◆ **CHALLENGE**: Go through the records below line by line. Count the lines with "image" and give the count alone.

[Saved entries]
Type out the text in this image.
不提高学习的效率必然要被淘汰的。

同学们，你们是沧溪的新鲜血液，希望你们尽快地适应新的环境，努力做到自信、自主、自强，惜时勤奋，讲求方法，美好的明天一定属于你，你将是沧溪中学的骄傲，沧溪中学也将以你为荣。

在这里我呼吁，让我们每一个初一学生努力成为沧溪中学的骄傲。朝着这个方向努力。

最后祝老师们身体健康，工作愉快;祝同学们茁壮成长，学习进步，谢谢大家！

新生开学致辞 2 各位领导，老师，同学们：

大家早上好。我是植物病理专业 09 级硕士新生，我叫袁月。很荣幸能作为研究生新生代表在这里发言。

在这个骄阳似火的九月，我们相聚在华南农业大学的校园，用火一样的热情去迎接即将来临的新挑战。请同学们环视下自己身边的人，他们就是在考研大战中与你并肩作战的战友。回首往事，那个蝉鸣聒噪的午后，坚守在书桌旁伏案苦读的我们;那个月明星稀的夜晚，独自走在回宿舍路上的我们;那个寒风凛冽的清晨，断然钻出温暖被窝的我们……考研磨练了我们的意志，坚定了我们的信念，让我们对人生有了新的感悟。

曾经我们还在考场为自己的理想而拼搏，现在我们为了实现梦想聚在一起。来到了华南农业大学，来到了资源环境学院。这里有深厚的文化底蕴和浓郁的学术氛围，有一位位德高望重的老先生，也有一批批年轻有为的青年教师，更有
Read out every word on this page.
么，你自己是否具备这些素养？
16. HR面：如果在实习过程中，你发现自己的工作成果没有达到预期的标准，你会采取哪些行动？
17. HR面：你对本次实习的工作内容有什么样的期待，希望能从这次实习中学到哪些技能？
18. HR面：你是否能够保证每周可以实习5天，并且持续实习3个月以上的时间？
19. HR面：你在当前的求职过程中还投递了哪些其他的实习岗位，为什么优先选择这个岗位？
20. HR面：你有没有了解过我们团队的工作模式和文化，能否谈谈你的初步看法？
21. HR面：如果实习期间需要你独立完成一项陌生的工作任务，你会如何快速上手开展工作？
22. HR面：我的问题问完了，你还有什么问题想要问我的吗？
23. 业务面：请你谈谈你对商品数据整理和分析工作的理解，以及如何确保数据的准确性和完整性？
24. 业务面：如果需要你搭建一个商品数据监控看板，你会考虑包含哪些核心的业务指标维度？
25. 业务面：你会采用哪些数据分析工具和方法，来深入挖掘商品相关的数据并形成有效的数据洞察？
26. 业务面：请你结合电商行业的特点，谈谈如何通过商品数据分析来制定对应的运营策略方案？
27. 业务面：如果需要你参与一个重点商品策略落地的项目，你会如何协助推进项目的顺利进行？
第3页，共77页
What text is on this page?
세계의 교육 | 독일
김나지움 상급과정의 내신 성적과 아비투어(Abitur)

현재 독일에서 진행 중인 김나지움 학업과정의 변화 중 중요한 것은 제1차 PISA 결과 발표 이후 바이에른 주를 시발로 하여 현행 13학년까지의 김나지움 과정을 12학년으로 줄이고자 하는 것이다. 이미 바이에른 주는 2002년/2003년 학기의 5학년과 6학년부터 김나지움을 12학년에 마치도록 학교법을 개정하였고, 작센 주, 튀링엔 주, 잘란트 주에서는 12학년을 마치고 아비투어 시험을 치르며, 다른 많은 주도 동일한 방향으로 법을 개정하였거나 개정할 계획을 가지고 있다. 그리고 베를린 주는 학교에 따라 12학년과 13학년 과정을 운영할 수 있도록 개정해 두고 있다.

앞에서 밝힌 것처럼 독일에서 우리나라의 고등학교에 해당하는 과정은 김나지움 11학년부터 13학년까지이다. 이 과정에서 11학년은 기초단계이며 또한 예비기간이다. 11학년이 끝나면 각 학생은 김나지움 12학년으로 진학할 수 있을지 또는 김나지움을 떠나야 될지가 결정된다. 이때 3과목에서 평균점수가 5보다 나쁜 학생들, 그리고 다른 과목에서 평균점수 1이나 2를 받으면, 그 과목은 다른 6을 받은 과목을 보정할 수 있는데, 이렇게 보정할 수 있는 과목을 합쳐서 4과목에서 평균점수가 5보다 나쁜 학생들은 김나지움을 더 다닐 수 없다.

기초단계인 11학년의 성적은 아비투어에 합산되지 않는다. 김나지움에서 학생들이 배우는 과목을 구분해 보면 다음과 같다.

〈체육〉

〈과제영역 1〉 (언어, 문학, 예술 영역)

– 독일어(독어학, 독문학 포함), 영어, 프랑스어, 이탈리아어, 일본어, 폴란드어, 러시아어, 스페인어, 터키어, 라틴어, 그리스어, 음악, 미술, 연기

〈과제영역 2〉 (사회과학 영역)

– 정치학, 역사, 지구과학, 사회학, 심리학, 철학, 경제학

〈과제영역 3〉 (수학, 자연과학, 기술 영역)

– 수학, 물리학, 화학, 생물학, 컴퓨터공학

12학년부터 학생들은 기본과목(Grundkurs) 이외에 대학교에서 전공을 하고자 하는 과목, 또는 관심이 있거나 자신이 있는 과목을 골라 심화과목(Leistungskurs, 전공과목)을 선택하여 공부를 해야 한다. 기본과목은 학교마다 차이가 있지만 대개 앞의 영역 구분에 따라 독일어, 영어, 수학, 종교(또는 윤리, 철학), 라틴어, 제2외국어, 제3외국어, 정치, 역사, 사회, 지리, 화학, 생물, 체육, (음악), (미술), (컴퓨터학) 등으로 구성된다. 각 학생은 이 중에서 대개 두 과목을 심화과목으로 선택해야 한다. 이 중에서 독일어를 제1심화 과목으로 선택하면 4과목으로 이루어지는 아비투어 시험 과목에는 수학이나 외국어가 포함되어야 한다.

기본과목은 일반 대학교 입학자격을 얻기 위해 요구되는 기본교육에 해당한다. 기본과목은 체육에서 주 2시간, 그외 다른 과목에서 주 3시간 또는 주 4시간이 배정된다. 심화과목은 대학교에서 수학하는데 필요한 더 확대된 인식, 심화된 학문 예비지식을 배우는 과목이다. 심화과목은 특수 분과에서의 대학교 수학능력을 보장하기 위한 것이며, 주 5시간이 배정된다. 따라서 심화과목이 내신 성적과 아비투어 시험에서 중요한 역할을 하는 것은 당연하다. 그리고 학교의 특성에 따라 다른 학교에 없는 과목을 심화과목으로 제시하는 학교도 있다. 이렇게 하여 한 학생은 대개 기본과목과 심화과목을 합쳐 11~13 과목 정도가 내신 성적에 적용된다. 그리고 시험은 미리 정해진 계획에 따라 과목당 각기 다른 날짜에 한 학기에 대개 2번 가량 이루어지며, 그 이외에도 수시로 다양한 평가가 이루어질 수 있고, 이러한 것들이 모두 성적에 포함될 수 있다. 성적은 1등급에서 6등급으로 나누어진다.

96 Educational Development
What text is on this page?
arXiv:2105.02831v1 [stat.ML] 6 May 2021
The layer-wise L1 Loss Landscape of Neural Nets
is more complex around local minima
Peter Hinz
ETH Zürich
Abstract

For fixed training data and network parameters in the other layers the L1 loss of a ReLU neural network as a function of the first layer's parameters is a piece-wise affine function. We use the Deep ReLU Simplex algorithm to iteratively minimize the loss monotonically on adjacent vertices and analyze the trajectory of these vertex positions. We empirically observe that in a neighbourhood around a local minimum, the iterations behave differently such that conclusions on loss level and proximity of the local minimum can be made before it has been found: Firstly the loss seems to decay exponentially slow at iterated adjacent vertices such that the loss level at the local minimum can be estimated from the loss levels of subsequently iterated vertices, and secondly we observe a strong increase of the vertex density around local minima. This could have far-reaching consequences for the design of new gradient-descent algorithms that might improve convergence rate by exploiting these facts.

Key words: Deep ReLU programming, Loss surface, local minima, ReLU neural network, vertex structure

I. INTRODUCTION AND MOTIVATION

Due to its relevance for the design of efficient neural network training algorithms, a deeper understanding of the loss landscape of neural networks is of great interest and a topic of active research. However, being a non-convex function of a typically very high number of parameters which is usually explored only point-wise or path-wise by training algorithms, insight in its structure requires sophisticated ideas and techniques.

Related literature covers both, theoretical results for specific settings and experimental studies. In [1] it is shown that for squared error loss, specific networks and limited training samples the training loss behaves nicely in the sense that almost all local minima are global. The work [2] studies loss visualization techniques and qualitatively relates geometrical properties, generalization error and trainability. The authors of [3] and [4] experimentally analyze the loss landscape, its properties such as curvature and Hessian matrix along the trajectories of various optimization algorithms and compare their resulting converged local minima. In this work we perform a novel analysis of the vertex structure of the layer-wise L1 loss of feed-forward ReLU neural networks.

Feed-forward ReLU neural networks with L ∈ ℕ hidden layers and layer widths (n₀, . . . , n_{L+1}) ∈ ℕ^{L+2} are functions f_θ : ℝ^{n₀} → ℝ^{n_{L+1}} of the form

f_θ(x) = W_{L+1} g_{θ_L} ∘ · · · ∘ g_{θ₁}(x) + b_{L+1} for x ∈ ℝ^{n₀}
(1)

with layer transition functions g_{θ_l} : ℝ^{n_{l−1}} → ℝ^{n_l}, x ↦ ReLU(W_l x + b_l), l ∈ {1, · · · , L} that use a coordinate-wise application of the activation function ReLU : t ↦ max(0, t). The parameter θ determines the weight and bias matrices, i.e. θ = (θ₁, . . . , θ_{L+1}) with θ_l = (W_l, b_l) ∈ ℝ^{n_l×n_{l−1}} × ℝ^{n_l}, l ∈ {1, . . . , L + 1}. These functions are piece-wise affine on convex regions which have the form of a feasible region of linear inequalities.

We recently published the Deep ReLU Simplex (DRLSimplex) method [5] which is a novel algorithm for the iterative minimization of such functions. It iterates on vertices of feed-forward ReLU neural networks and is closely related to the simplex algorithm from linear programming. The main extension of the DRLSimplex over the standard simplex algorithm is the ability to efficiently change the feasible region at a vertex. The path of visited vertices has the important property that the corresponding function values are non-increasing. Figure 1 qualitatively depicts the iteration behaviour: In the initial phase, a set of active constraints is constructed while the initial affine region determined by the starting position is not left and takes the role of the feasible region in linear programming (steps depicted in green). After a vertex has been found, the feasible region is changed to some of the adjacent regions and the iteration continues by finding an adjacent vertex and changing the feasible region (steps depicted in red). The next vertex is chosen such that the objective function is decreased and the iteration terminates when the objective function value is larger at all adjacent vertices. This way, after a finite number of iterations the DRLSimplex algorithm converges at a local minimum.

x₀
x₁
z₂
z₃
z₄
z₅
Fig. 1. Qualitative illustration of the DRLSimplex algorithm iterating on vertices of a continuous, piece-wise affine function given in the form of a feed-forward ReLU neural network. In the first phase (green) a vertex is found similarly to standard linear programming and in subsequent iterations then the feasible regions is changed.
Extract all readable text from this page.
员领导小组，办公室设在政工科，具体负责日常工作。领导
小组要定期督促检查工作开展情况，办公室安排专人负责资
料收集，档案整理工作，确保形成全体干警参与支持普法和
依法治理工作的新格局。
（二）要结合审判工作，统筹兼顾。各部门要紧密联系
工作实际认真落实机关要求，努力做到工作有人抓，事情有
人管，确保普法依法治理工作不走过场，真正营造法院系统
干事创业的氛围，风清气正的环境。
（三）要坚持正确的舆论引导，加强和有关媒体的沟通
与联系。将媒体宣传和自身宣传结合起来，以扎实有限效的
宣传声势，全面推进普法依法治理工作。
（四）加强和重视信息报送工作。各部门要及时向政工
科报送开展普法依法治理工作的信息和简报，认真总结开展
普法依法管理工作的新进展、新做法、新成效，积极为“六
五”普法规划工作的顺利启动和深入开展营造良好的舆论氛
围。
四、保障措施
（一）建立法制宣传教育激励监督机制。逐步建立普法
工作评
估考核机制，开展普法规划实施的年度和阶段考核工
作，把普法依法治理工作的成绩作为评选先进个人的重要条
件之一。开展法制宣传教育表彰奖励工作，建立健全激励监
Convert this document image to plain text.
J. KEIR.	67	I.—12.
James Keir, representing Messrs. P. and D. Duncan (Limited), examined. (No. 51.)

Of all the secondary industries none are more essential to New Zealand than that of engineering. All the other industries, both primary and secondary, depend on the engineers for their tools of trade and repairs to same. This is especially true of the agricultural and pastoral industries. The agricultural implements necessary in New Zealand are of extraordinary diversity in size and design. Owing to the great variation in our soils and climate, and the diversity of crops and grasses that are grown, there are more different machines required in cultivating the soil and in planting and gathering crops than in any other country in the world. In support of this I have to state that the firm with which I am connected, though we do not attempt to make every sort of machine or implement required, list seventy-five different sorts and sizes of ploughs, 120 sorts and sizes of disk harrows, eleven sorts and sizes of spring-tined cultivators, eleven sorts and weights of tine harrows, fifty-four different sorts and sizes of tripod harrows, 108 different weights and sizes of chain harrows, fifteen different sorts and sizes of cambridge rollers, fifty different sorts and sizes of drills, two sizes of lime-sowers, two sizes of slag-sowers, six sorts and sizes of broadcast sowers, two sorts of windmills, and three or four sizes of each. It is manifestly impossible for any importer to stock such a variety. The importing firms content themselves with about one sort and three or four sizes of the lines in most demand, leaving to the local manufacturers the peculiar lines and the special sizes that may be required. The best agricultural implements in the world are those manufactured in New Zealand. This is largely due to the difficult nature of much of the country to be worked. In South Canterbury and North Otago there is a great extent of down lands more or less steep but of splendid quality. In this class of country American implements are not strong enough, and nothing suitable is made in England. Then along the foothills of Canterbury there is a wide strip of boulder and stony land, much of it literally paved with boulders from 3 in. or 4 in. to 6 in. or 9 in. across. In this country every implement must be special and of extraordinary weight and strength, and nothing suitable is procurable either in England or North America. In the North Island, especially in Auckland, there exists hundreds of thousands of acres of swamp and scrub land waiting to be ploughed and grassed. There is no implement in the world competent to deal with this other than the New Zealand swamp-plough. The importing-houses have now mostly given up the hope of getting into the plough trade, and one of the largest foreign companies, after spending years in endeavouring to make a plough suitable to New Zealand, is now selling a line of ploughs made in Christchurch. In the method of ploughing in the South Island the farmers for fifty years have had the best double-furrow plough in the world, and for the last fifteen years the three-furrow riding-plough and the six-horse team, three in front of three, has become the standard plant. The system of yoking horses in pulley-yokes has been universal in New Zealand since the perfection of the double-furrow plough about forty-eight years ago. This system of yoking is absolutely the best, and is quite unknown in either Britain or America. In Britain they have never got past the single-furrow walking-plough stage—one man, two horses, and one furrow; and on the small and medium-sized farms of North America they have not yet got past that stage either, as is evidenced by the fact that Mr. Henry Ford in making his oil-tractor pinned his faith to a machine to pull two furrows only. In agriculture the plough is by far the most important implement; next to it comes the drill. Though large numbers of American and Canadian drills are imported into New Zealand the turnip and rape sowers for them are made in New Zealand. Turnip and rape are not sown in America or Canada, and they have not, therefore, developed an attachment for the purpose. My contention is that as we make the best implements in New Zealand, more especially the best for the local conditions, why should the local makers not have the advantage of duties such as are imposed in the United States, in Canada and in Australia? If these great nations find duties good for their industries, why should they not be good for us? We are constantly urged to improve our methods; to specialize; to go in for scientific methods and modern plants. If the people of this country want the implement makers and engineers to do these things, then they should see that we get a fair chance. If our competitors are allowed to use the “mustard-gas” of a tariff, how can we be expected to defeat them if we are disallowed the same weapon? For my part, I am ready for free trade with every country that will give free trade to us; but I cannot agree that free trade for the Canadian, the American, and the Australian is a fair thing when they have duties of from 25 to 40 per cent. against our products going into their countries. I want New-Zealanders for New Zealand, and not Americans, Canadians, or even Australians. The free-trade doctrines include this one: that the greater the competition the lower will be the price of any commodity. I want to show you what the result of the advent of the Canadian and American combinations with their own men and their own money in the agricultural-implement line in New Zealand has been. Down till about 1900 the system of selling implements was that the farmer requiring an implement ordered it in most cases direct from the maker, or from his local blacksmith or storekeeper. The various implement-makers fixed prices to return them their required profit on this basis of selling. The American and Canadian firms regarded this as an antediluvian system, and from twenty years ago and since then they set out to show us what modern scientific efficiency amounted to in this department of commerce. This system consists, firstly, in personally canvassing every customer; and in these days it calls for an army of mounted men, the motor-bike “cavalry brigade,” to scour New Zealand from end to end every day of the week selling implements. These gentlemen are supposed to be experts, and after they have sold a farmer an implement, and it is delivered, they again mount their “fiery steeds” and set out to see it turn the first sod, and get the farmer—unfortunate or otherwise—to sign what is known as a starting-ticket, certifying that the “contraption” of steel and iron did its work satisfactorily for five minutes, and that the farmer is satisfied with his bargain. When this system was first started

◆ **THE ANSWER**: 2